● **EXERCISE TASK 1**:
In the rows below, list every line that contains the string "ground", copying each line in full. Case counts.

● **EXTRACTED TEXT**:

A shroud of desperation enveloped California officials Monday, stretching from the state Capitol in Sacramento, west to San Francisco, and south to Los Angeles as regulators and a federal bankruptcy judge wrestled with the state’s electricity crisis, but with no indication of when and how the battle will end.

A spot market record price of $2,000/MW during one of last week’s Stage Three alerts and rolling blackouts have heightened the animosity between political and consumer leaders, and some state officials are raising the possibility of Gov. Gray Davis seizing private sector power plants under emergency powers he possesses. A recent report by the state energy commission questioning some power plant shutdowns in April also tossed more fuel on the political fires.

With the ink barely dry on a $13.4 billion state bond measure (SB 31X) to begin digging both the state and private sector utilities out from under mounting debt, indications from various stakeholders are: (a) the money is not enough to solve the widespread problems, and (b) Davis’s complicated plan is based on too many faulty assumptions about the extent that his moves can reduce power demand, cut wholesale prices and spur more long-term electricity deals at relatively low prices.

● **RECORDS TO USE**:
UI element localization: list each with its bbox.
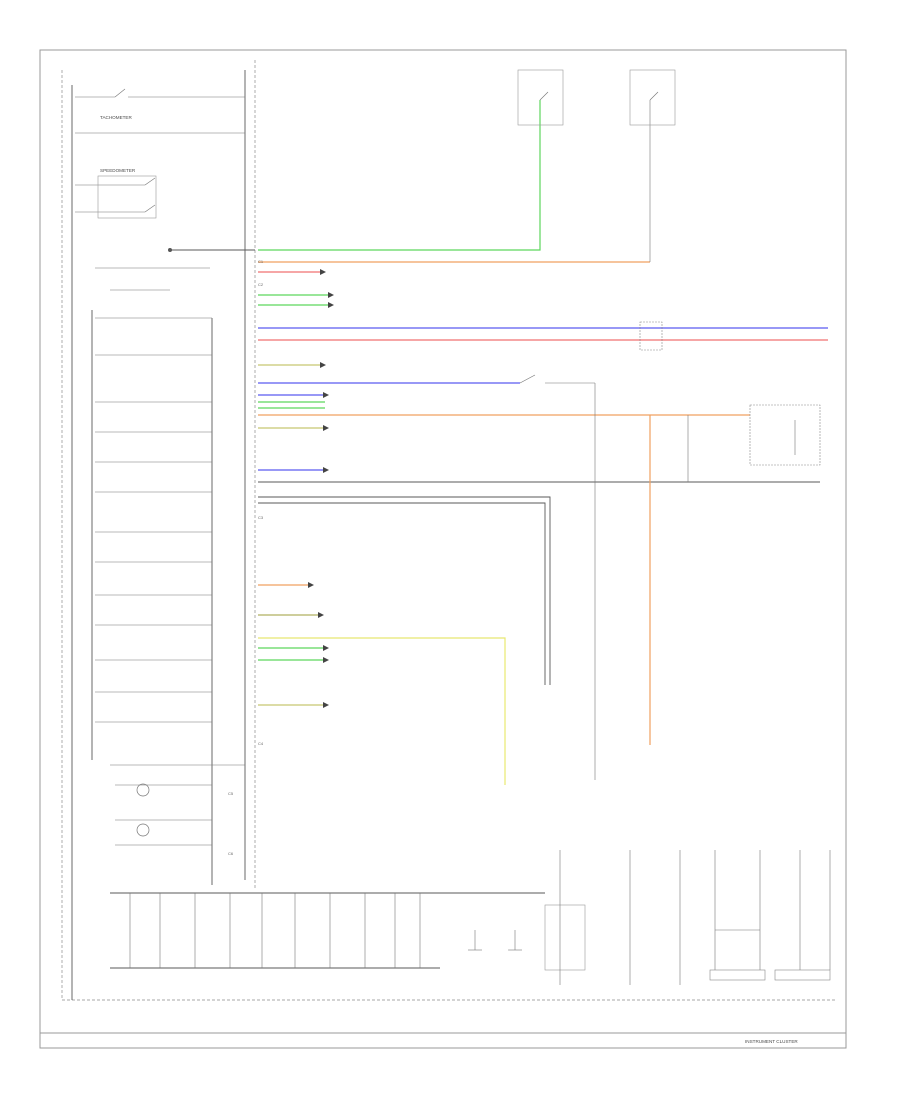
cluster-component-rows <box>95 317 245 766</box>
bottom-ground-bus <box>110 892 545 969</box>
svg-text:C2: C2 <box>258 282 264 287</box>
yellow-wire-oil <box>258 637 506 785</box>
junction-connector-right <box>639 321 663 351</box>
indicator-lamps <box>115 783 212 846</box>
speedometer-switches <box>75 175 157 219</box>
svg-text:C6: C6 <box>228 851 234 856</box>
pin-labels: C1 C2 C3 C4 C5 C6 <box>228 259 264 856</box>
brake-switch <box>519 374 596 780</box>
gray-wire-down-2 <box>258 502 546 685</box>
top-connector-block <box>95 248 255 291</box>
bottom-right-ground-block <box>544 850 831 985</box>
fuel-sender-unit <box>687 404 821 482</box>
top-right-switch-block <box>517 69 676 126</box>
svg-text:C1: C1 <box>258 259 264 264</box>
gray-wire-down-1 <box>258 496 551 685</box>
instrument-cluster-boundary <box>61 60 835 1001</box>
diagram-frame <box>39 49 847 1049</box>
green-wire-top <box>258 175 541 251</box>
cluster-label-tachometer: TACHOMETER <box>100 115 132 120</box>
cluster-label-speedometer: SPEEDOMETER <box>100 168 136 173</box>
left-bus-lines <box>71 70 246 1000</box>
tachometer-switch <box>75 88 245 98</box>
svg-text:C5: C5 <box>228 791 234 796</box>
svg-text:C3: C3 <box>258 515 264 520</box>
ground-symbols-bottom <box>468 930 522 951</box>
system-arrowheads <box>308 269 334 708</box>
svg-text:C4: C4 <box>258 741 264 746</box>
frame-label-right: INSTRUMENT CLUSTER <box>745 1039 798 1044</box>
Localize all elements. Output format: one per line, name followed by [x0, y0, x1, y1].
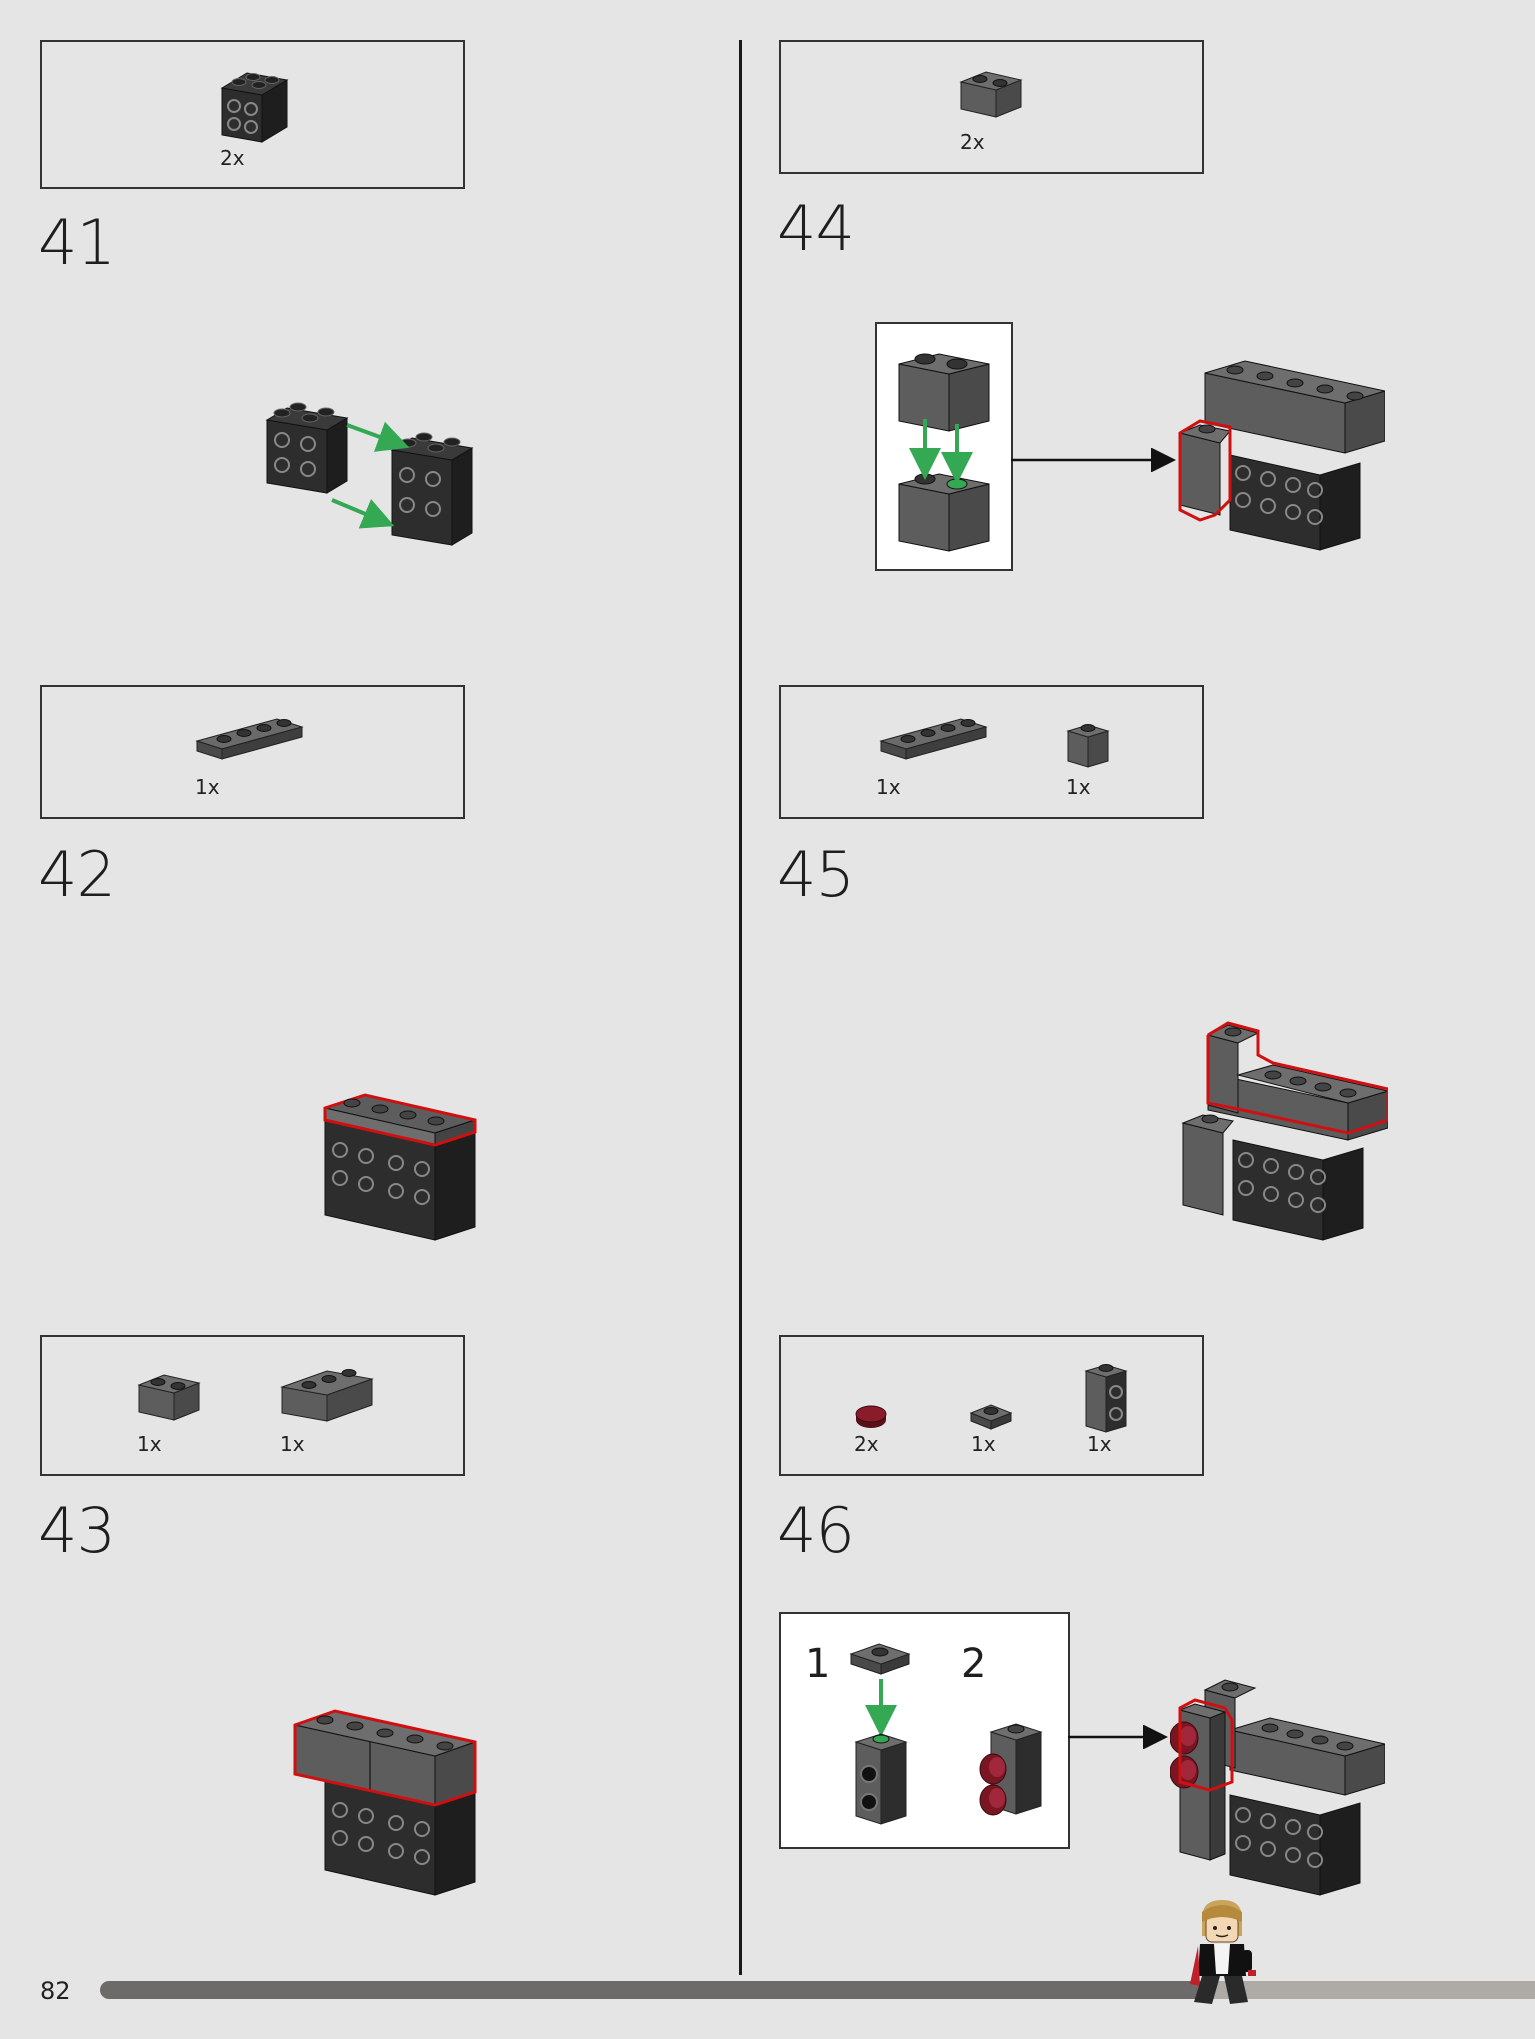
progress-bar-fill [100, 1981, 1205, 1999]
part-brick-1x1x2-side-studs [1084, 1364, 1128, 1433]
subassembly-illustration [849, 1643, 1043, 1825]
step-44-subassembly [875, 322, 1013, 571]
part-qty: 1x [137, 1432, 162, 1456]
part-round-tile-1x1 [855, 1405, 887, 1428]
part-qty: 1x [280, 1432, 305, 1456]
part-plate-1x1 [969, 1404, 1013, 1430]
part-brick-1x2 [137, 1374, 201, 1421]
step-42-illustration [323, 1093, 477, 1241]
part-qty: 1x [1087, 1432, 1112, 1456]
parts-callout-41: 2x [40, 40, 465, 189]
column-divider [739, 40, 742, 1975]
step-43-illustration [293, 1709, 477, 1896]
progress-bar [100, 1981, 1535, 1999]
parts-callout-45: 1x 1x [779, 685, 1204, 819]
parts-callout-44: 2x [779, 40, 1204, 174]
page-number: 82 [40, 1977, 71, 2005]
part-qty: 1x [1066, 775, 1091, 799]
parts-callout-43: 1x 1x [40, 1335, 465, 1476]
part-plate-1x4 [879, 718, 988, 760]
part-qty: 2x [960, 130, 985, 154]
step-44-arrow [1011, 448, 1176, 472]
parts-callout-46: 2x 1x 1x [779, 1335, 1204, 1476]
step-number-44: 44 [777, 192, 855, 265]
step-46-illustration [1170, 1679, 1385, 1896]
subassembly-illustration [898, 353, 990, 552]
part-brick-1x1 [1066, 724, 1110, 768]
part-brick-2x2-side-studs [220, 72, 289, 143]
step-number-42: 42 [38, 838, 116, 911]
step-46-subassembly: 1 2 [779, 1612, 1070, 1849]
step-number-41: 41 [38, 206, 116, 279]
substep-1: 1 [805, 1641, 831, 1687]
part-qty: 1x [195, 775, 220, 799]
part-plate-1x4 [195, 718, 304, 760]
part-qty: 1x [971, 1432, 996, 1456]
part-brick-1x3 [280, 1369, 374, 1422]
minifigure-icon [1190, 1900, 1256, 2004]
step-45-illustration [1181, 1021, 1388, 1241]
step-number-43: 43 [38, 1494, 116, 1567]
step-number-46: 46 [777, 1494, 855, 1567]
part-qty: 1x [876, 775, 901, 799]
step-41-illustration [265, 402, 474, 546]
part-qty: 2x [220, 146, 245, 170]
substep-2: 2 [961, 1641, 987, 1687]
part-qty: 2x [854, 1432, 879, 1456]
part-brick-1x2 [959, 71, 1023, 118]
step-44-illustration [1178, 360, 1385, 551]
step-number-45: 45 [777, 838, 855, 911]
step-46-arrow [1068, 1725, 1168, 1749]
parts-callout-42: 1x [40, 685, 465, 819]
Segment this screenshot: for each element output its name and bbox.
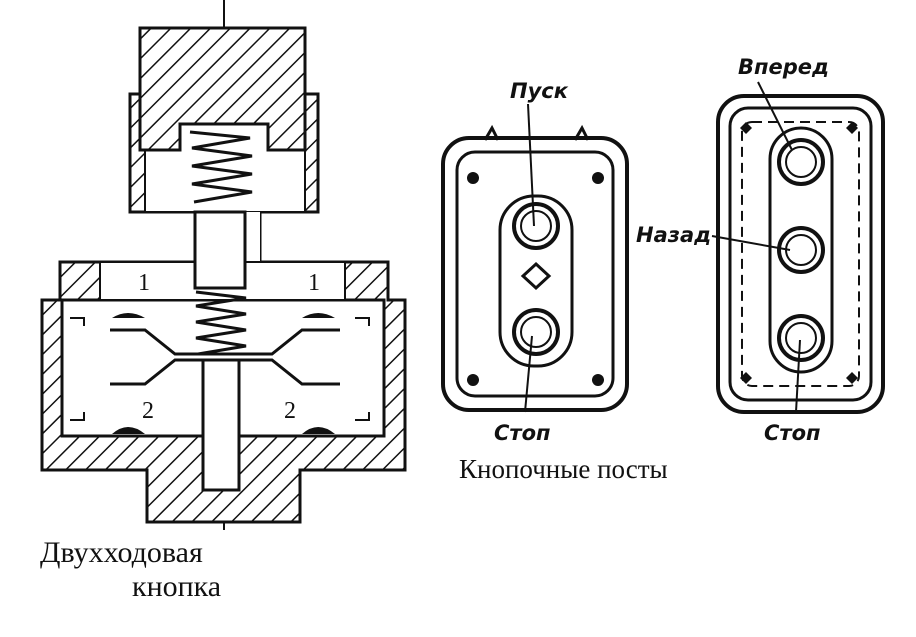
start-label: Пуск [510, 79, 569, 103]
back-label: Назад [636, 223, 711, 247]
back-button [777, 226, 825, 274]
station-b-inner [728, 106, 873, 402]
part-label-2-right: 2 [284, 398, 296, 424]
upper-spring [189, 130, 253, 204]
leader-line [795, 339, 801, 413]
station-forward-back-stop: Вперед Назад Стоп [636, 55, 885, 445]
station-b-outer [716, 94, 885, 414]
stop-label: Стоп [764, 421, 821, 445]
screw-icon [592, 172, 604, 184]
part-label-1-right: 1 [308, 270, 320, 296]
part-label-1-left: 1 [138, 270, 150, 296]
forward-button-cap [785, 146, 817, 178]
stop-label: Стоп [494, 421, 551, 445]
leader-line [527, 103, 535, 227]
leader-line [757, 81, 793, 151]
leader-line [524, 335, 533, 413]
station-b-button-plate [768, 126, 834, 374]
stations-caption: Кнопочные посты [459, 454, 668, 484]
forward-label: Вперед [738, 55, 829, 79]
screw-icon [592, 374, 604, 386]
screw-icon [846, 122, 858, 134]
screw-icon [740, 122, 752, 134]
two-way-button-section: 1 1 2 2 [40, 0, 407, 530]
stop-button-cap [785, 322, 817, 354]
two-way-button-caption-line1: Двухходовая [40, 536, 203, 569]
screw-icon [467, 374, 479, 386]
stop-button [512, 308, 560, 356]
station-a-outer [441, 136, 629, 412]
part-label-2-left: 2 [142, 398, 154, 424]
screw-icon [467, 172, 479, 184]
plunger-stem [193, 210, 247, 290]
terminal-clips [70, 317, 370, 421]
screw-icon [740, 372, 752, 384]
screw-icon [846, 372, 858, 384]
stop-button [777, 314, 825, 362]
station-start-stop: Пуск Стоп [441, 79, 629, 445]
two-way-button-caption-line2: кнопка [132, 570, 222, 603]
contact-bridge [110, 328, 340, 386]
fixed-contact-top-right [302, 313, 335, 318]
station-a-inner [455, 150, 615, 398]
start-button [512, 202, 560, 250]
fixed-contact-bottom-left [112, 427, 145, 434]
forward-button [777, 138, 825, 186]
station-a-top-clips [483, 124, 590, 141]
lower-spring [195, 290, 247, 356]
stop-button-cap [520, 316, 552, 348]
plunger-lower [201, 358, 241, 492]
fixed-contact-bottom-right [302, 427, 335, 434]
diamond-icon [520, 261, 552, 291]
leader-line [711, 235, 791, 251]
fixed-contact-top-left [112, 313, 145, 318]
push-cap [138, 26, 307, 152]
station-b-gasket [741, 121, 860, 387]
station-a-button-plate [498, 194, 574, 368]
start-button-cap [520, 210, 552, 242]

● **EXERCISE TASK 2**:
Set down the passage of the article on California's electricity crisis from "With the ink" to "relatively low prices.", word for word.

● **PROBLEM SOLUTION 1**:
bottom-ground-bus <box>110 892 545 969</box>
bottom-right-ground-block <box>544 850 831 985</box>
ground-symbols-bottom <box>468 930 522 951</box>

● **PROBLEM SOLUTION 2**:
With the ink barely dry on a $13.4 billion state bond measure (SB 31X) to begin digging both the state and private sector utilities out from under mounting debt, indications from various stakeholders are: (a) the money is not enough to solve the widespread problems, and (b) Davis’s complicated plan is based on too many faulty assumptions about the extent that his moves can reduce power demand, cut wholesale prices and spur more long-term electricity deals at relatively low prices.